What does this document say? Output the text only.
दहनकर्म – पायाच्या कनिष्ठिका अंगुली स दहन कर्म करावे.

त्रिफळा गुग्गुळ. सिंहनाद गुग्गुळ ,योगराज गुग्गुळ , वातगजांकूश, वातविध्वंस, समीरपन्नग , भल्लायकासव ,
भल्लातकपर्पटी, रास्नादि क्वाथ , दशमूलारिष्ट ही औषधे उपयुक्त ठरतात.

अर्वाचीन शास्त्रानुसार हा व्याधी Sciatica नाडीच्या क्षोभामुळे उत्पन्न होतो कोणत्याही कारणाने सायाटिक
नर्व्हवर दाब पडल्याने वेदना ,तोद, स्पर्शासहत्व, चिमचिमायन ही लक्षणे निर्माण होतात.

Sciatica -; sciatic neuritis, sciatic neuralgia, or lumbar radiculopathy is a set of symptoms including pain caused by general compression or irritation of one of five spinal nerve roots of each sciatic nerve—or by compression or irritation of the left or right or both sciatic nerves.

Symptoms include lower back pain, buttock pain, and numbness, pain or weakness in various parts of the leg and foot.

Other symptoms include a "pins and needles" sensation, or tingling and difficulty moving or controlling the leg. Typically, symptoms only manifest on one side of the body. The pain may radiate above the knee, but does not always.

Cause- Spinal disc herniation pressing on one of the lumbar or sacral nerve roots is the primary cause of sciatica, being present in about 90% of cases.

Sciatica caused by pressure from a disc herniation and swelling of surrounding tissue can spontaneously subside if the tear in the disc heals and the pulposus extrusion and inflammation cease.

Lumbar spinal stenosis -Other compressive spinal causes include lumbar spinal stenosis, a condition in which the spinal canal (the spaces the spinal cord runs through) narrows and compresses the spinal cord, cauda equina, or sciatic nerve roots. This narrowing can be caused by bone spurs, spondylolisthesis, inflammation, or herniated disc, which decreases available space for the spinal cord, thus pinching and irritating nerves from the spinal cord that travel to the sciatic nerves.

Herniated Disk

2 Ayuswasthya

• What to do:
In the lines above, find each one with "does" and list it.

• Task response:
What does this document say? Output the text only.
Other symptoms include a "pins and needles" sensation, or tingling and difficulty moving or controlling the leg. Typically, symptoms only manifest on one side of the body. The pain may radiate above the knee, but does not always.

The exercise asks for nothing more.